§ **DIRECTIONS FOR THIS TASK**
Write the records below out again exactly as given, with no images.

§ **MATERIAL SHOWN**
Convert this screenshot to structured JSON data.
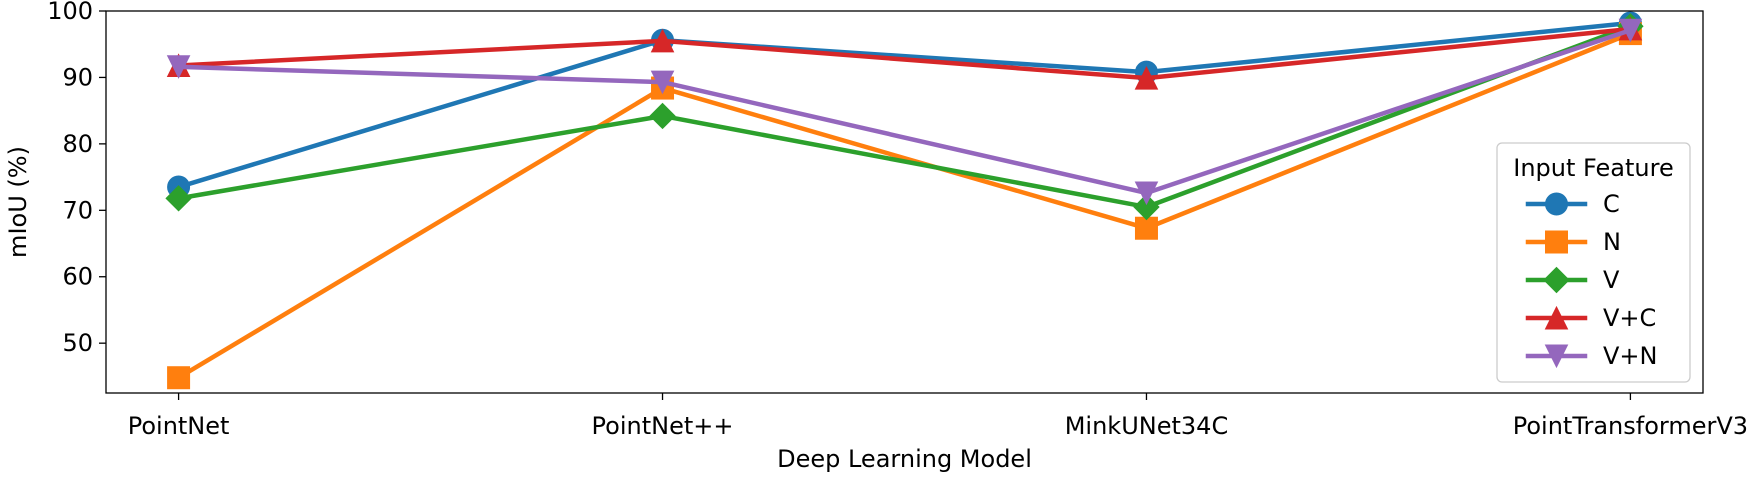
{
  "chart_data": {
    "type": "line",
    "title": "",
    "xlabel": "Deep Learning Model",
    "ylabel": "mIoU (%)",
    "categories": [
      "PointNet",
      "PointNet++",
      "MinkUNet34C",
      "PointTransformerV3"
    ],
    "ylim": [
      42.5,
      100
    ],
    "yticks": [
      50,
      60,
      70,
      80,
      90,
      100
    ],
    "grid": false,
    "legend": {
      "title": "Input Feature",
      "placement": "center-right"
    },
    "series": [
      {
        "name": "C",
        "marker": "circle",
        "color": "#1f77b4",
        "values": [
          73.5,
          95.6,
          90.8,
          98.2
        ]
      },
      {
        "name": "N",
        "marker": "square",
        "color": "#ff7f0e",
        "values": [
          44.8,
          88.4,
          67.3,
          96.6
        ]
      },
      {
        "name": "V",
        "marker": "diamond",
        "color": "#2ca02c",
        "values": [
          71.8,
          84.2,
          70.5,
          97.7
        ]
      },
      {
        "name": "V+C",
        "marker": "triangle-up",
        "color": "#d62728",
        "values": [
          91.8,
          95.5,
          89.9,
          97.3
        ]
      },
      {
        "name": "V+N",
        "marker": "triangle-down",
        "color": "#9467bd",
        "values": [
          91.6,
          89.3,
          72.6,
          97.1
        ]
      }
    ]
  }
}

§ **ANSWER TO THIS PROBLEM**
Convert this screenshot to structured JSON data.
{
  "chart_data": {
    "type": "line",
    "title": "",
    "xlabel": "Deep Learning Model",
    "ylabel": "mIoU (%)",
    "categories": [
      "PointNet",
      "PointNet++",
      "MinkUNet34C",
      "PointTransformerV3"
    ],
    "ylim": [
      42.5,
      100
    ],
    "yticks": [
      50,
      60,
      70,
      80,
      90,
      100
    ],
    "grid": false,
    "legend": {
      "title": "Input Feature",
      "placement": "center-right"
    },
    "series": [
      {
        "name": "C",
        "marker": "circle",
        "color": "#1f77b4",
        "values": [
          73.5,
          95.6,
          90.8,
          98.2
        ]
      },
      {
        "name": "N",
        "marker": "square",
        "color": "#ff7f0e",
        "values": [
          44.8,
          88.4,
          67.3,
          96.6
        ]
      },
      {
        "name": "V",
        "marker": "diamond",
        "color": "#2ca02c",
        "values": [
          71.8,
          84.2,
          70.5,
          97.7
        ]
      },
      {
        "name": "V+C",
        "marker": "triangle-up",
        "color": "#d62728",
        "values": [
          91.8,
          95.5,
          89.9,
          97.3
        ]
      },
      {
        "name": "V+N",
        "marker": "triangle-down",
        "color": "#9467bd",
        "values": [
          91.6,
          89.3,
          72.6,
          97.1
        ]
      }
    ]
  }
}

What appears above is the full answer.